_WRITTEN EXERCISE:_ Count every line of these entries that holds the word "activities", and reply with the number only.

_STORED RECORDS:_
___

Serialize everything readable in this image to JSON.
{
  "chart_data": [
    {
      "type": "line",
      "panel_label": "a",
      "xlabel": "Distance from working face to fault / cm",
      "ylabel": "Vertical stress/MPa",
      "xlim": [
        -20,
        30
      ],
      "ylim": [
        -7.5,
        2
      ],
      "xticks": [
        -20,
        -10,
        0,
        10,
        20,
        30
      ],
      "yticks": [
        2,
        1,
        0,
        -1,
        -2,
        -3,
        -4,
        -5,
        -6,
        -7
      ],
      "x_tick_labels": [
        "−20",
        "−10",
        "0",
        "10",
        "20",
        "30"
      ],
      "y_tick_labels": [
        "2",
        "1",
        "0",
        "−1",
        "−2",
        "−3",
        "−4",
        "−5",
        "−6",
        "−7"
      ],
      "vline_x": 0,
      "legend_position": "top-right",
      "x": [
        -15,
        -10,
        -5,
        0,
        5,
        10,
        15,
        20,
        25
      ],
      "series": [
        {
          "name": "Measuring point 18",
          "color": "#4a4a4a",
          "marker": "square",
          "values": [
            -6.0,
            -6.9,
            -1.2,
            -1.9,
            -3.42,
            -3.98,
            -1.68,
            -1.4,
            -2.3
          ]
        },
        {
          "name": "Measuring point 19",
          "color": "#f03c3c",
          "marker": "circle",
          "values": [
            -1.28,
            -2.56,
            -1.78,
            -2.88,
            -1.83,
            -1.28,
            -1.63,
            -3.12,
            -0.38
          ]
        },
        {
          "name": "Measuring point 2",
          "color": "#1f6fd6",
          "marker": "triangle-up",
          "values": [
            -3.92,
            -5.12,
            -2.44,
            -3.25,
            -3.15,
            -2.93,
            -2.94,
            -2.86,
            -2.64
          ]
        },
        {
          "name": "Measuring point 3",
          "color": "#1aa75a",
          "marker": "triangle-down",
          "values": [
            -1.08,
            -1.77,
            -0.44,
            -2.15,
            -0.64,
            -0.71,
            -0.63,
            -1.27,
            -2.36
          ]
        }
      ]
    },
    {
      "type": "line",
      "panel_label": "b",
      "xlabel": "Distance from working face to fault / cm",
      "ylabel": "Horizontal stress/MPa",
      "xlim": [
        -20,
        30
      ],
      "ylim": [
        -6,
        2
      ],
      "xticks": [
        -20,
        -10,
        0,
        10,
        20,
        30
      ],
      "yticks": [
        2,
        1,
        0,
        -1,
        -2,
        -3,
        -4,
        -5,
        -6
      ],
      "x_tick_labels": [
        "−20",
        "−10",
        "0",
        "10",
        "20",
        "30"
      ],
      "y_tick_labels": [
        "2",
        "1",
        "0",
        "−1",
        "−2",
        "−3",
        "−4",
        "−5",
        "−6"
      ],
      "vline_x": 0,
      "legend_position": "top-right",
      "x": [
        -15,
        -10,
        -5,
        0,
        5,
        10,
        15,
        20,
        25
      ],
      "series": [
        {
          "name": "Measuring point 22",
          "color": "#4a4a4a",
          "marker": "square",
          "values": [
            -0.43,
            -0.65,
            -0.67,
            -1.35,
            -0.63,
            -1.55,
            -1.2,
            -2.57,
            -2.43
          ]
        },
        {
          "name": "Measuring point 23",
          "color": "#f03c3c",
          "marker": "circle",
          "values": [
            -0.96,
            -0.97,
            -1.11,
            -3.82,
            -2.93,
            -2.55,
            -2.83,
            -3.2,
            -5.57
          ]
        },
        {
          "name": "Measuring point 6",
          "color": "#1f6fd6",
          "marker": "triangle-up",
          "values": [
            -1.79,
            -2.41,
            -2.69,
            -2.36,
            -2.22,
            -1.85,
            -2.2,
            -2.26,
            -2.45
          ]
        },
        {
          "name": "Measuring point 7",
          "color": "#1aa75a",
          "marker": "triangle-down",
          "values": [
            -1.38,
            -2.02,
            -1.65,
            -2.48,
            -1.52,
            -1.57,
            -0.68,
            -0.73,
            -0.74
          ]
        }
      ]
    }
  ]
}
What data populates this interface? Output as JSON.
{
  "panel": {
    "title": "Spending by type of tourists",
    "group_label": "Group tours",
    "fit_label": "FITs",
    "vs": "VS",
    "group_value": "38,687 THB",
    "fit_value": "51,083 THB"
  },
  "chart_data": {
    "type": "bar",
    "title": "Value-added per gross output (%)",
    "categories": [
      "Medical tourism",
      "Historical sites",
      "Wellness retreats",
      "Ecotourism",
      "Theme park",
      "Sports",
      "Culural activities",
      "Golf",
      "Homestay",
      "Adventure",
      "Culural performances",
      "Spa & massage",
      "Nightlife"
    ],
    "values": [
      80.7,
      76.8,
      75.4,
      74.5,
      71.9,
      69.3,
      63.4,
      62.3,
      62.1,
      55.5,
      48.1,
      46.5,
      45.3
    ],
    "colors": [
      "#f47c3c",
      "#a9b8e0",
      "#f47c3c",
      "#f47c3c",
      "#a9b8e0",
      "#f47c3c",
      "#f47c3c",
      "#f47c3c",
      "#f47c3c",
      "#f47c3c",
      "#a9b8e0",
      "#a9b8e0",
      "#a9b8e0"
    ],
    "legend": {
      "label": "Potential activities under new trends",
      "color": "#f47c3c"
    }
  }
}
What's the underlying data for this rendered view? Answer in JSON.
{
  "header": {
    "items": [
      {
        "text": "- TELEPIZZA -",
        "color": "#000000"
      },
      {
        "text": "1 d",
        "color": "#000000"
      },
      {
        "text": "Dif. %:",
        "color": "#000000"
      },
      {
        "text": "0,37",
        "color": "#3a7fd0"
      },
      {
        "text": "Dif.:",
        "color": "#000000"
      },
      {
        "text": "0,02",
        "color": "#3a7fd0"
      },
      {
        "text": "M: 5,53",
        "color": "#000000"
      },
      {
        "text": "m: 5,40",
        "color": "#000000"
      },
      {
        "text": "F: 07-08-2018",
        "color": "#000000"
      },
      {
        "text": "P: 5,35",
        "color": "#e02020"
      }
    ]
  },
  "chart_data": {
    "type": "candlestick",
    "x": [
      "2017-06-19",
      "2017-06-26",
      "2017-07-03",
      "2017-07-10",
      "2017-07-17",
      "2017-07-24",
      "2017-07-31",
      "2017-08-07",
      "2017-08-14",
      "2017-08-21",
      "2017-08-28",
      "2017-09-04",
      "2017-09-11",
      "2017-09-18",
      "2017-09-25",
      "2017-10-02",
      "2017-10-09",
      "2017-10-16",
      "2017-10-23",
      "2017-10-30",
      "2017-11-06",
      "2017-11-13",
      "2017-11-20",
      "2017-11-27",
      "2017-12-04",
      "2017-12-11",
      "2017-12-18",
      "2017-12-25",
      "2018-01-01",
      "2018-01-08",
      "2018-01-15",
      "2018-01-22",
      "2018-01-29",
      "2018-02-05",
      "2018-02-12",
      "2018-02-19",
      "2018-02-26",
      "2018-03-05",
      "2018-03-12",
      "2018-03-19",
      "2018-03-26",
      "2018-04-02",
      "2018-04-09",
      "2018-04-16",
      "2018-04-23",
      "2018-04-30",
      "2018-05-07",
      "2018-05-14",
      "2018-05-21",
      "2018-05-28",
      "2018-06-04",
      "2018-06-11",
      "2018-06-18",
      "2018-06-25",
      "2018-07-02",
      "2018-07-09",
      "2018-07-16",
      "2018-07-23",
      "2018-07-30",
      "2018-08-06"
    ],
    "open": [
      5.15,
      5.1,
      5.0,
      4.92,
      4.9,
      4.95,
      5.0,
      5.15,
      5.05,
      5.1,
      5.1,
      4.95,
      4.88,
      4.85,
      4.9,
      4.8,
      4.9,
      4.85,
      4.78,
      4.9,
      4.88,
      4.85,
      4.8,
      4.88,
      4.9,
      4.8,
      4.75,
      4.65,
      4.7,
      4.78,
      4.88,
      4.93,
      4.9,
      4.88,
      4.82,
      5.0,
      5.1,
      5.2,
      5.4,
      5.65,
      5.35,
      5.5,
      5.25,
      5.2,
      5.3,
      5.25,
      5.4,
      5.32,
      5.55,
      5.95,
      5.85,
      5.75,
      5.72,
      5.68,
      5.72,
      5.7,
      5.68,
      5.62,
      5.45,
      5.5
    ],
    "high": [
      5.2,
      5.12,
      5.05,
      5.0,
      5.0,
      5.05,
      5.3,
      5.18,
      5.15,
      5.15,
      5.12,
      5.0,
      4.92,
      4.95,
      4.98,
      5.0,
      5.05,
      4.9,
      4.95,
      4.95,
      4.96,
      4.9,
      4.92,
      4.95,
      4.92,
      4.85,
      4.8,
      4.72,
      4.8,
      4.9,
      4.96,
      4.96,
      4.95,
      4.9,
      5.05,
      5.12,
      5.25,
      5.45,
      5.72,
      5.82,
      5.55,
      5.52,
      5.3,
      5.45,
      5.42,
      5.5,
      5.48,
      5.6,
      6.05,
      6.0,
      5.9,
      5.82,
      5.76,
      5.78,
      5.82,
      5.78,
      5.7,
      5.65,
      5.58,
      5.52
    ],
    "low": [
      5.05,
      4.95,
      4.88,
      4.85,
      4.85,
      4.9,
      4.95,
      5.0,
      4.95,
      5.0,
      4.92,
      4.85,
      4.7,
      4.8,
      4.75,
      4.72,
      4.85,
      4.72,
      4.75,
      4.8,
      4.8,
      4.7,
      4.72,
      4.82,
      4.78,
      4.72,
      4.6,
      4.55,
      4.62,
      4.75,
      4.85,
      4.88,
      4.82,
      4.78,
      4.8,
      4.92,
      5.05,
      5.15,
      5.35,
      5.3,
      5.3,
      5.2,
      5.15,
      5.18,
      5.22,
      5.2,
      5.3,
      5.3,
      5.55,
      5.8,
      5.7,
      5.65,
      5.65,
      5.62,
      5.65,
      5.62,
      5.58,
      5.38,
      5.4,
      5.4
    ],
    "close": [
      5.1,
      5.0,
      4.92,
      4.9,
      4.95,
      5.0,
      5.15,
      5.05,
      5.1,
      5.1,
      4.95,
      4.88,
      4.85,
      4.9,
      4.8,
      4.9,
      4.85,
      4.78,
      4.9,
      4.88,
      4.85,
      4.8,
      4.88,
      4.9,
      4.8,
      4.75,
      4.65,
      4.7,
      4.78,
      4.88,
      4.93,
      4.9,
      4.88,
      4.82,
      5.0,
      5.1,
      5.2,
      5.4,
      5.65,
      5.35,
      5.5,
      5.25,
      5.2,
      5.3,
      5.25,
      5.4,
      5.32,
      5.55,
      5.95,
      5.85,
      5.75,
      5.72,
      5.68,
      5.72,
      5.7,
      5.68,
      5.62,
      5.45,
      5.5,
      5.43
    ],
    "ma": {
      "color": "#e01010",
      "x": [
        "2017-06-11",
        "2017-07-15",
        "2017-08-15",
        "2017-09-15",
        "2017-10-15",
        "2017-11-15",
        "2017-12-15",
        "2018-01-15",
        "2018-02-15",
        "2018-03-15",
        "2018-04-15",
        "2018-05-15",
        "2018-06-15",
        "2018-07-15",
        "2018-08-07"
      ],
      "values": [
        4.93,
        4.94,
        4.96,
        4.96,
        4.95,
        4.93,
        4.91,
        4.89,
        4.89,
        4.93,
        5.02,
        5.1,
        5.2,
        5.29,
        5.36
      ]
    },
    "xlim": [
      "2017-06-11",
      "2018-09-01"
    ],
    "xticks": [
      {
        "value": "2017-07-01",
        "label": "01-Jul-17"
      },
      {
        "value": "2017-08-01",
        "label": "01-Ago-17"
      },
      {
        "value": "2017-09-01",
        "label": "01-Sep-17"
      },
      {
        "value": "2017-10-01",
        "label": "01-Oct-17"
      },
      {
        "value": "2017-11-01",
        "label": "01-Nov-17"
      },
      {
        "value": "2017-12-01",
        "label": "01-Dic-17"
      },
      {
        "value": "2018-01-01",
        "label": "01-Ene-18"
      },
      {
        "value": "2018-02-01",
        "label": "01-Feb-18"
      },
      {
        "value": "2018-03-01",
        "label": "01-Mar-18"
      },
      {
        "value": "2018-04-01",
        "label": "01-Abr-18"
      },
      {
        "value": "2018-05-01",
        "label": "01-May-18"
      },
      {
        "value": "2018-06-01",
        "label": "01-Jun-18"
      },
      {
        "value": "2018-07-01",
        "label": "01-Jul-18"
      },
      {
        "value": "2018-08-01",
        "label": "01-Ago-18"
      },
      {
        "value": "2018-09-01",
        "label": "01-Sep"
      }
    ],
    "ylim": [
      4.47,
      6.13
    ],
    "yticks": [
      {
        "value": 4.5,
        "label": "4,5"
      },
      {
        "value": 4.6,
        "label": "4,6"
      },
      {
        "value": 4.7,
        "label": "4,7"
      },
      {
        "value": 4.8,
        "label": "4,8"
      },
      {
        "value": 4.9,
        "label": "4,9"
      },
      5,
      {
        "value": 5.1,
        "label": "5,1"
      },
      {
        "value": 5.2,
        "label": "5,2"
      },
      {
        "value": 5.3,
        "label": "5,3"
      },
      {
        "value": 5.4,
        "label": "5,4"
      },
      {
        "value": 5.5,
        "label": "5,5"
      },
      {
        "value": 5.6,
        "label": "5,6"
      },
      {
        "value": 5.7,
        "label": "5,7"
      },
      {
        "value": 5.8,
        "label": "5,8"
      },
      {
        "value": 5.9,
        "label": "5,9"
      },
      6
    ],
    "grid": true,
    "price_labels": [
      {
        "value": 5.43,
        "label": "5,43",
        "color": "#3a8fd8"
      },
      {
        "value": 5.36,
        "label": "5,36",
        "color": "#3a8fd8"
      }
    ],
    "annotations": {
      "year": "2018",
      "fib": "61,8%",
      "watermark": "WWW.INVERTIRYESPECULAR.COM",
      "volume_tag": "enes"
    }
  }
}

___

_REPLY:_ 2